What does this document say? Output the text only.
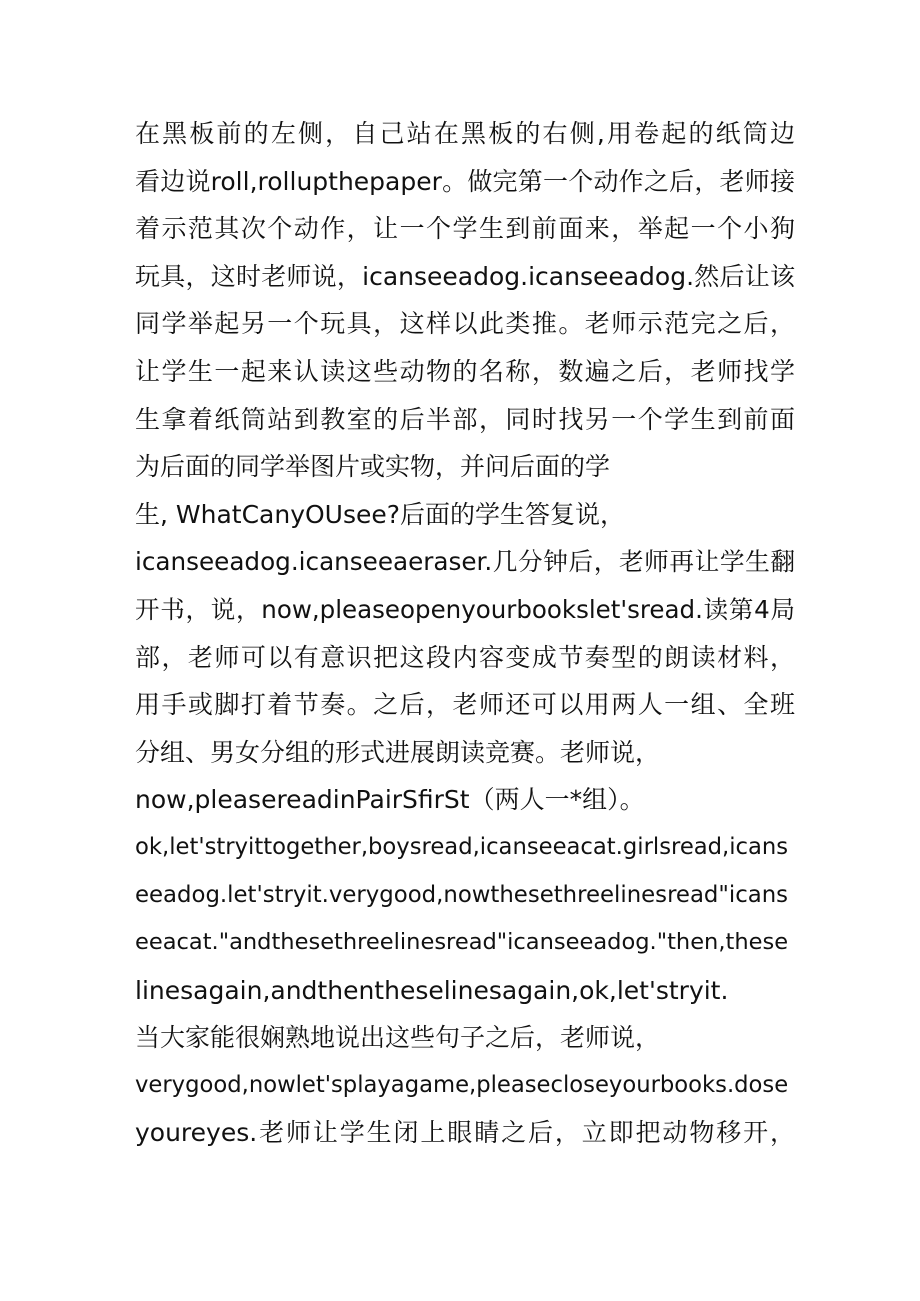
在黑板前的左侧，自己站在黑板的右侧,用卷起的纸筒边
看边说roll,rollupthepaper。做完第一个动作之后，老师接
着示范其次个动作，让一个学生到前面来，举起一个小狗
玩具，这时老师说，icanseeadog.icanseeadog.然后让该
同学举起另一个玩具，这样以此类推。老师示范完之后，
让学生一起来认读这些动物的名称，数遍之后，老师找学
生拿着纸筒站到教室的后半部，同时找另一个学生到前面
为后面的同学举图片或实物，并问后面的学
生, WhatCanyOUsee?后面的学生答复说，
icanseeadog.icanseeaeraser.几分钟后，老师再让学生翻
开书，说，now,pleaseopenyourbookslet'sread.读第4局
部，老师可以有意识把这段内容变成节奏型的朗读材料，
用手或脚打着节奏。之后，老师还可以用两人一组、全班
分组、男女分组的形式进展朗读竞赛。老师说，
now,pleasereadinPairSfirSt（两人一*组）。
ok,let'stryittogether,boysread,icanseeacat.girlsread,icans
eeadog.let'stryit.verygood,nowthesethreelinesread"icans
eeacat."andthesethreelinesread"icanseeadog."then,these
linesagain,andthentheselinesagain,ok,let'stryit.
当大家能很娴熟地说出这些句子之后，老师说，
verygood,nowlet'splayagame,pleasecloseyourbooks.dose
youreyes.老师让学生闭上眼睛之后，立即把动物移开，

* **DIRECTION**:
Go through the entries above and print each one exactly, minus the pictures.

* **CORRECT OUTPUT**:
What does this document say? Output the text only.
在黑板前的左侧，自己站在黑板的右侧,用卷起的纸筒边
看边说roll,rollupthepaper。做完第一个动作之后，老师接
着示范其次个动作，让一个学生到前面来，举起一个小狗
玩具，这时老师说，icanseeadog.icanseeadog.然后让该
同学举起另一个玩具，这样以此类推。老师示范完之后，
让学生一起来认读这些动物的名称，数遍之后，老师找学
生拿着纸筒站到教室的后半部，同时找另一个学生到前面
为后面的同学举图片或实物，并问后面的学
生, WhatCanyOUsee?后面的学生答复说，
icanseeadog.icanseeaeraser.几分钟后，老师再让学生翻
开书，说，now,pleaseopenyourbookslet'sread.读第4局
部，老师可以有意识把这段内容变成节奏型的朗读材料，
用手或脚打着节奏。之后，老师还可以用两人一组、全班
分组、男女分组的形式进展朗读竞赛。老师说，
now,pleasereadinPairSfirSt（两人一*组）。
ok,let'stryittogether,boysread,icanseeacat.girlsread,icans
eeadog.let'stryit.verygood,nowthesethreelinesread"icans
eeacat."andthesethreelinesread"icanseeadog."then,these
linesagain,andthentheselinesagain,ok,let'stryit.
当大家能很娴熟地说出这些句子之后，老师说，
verygood,nowlet'splayagame,pleasecloseyourbooks.dose
youreyes.老师让学生闭上眼睛之后，立即把动物移开，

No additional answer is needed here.